# Extracted information:
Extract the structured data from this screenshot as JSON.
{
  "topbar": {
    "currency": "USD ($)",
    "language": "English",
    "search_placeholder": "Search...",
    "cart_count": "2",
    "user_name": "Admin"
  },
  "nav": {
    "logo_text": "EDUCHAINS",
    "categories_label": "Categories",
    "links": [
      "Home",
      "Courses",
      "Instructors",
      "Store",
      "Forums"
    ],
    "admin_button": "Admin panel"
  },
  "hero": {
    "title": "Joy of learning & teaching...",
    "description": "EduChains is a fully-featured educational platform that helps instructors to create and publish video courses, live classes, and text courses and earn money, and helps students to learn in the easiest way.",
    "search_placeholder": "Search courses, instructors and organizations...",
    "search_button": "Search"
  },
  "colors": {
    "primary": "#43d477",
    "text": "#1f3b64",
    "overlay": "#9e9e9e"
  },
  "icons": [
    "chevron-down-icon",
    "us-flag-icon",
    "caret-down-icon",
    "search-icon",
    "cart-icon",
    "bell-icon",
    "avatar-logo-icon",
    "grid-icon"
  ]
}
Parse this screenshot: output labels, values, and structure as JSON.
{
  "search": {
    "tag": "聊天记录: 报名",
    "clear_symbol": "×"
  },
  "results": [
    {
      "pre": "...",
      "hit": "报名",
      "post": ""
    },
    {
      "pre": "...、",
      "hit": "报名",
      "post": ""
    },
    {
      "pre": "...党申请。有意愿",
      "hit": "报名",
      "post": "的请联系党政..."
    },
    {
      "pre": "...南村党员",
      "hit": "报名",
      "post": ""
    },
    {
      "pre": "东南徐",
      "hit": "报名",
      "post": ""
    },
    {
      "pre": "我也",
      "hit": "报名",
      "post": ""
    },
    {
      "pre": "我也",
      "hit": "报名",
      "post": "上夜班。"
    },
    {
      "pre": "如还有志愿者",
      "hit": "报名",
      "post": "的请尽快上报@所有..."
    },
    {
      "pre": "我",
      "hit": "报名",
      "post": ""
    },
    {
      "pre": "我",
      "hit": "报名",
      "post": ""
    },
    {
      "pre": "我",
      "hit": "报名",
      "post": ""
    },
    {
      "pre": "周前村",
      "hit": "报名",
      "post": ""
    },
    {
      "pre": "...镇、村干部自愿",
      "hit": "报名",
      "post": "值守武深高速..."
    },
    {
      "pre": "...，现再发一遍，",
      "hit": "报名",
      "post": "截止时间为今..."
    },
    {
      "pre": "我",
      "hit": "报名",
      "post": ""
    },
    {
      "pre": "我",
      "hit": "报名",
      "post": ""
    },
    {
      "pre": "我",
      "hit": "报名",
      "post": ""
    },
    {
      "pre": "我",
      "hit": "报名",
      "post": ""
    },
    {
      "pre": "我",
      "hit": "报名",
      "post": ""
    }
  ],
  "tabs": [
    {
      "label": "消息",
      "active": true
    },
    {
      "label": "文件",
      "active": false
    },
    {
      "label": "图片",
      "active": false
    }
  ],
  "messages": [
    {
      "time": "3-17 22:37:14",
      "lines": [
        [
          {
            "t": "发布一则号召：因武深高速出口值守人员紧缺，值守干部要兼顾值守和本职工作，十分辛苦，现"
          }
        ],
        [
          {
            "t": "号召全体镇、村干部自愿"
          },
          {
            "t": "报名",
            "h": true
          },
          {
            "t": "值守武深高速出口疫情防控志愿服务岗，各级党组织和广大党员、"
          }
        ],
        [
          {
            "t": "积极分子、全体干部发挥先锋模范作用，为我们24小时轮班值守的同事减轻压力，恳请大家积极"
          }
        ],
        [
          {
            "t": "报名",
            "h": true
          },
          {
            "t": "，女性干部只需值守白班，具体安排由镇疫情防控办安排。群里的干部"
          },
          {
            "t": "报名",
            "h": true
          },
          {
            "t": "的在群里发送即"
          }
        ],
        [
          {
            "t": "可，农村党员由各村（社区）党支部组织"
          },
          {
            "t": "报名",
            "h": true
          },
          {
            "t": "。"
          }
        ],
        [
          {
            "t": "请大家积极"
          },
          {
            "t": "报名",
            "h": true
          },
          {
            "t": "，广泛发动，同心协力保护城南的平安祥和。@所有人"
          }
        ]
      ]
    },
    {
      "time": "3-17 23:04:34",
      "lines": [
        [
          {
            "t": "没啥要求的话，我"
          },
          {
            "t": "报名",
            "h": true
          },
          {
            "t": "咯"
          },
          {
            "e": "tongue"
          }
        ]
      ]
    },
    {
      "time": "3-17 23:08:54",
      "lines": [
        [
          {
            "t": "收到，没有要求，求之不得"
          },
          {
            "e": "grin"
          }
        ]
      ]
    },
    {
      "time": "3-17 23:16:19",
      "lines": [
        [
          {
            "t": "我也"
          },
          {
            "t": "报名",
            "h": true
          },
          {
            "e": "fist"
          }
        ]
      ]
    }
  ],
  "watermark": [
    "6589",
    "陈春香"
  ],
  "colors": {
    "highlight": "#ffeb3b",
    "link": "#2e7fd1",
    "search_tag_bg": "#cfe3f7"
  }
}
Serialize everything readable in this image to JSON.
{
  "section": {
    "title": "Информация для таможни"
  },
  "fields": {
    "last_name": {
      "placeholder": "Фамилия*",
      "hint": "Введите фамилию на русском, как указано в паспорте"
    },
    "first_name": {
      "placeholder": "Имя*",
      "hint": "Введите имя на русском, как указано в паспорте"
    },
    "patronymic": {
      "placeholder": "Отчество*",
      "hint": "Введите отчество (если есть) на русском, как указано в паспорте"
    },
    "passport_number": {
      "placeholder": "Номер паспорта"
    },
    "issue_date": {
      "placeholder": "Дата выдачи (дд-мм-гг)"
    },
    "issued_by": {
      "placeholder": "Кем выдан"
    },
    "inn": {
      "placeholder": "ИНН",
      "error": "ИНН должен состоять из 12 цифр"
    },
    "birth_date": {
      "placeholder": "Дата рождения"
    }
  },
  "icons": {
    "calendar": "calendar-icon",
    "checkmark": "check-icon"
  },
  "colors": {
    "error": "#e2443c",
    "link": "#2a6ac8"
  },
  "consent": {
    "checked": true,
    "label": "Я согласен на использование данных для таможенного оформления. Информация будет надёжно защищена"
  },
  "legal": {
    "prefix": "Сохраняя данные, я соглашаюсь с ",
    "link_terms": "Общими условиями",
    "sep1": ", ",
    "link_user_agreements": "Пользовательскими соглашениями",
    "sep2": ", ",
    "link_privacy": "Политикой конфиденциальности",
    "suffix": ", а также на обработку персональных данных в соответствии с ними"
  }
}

# Work instructions:
Select and copy every line of the listing with the word "Admin".

# Answer:
    "user_name": "Admin"
    "admin_button": "Admin panel"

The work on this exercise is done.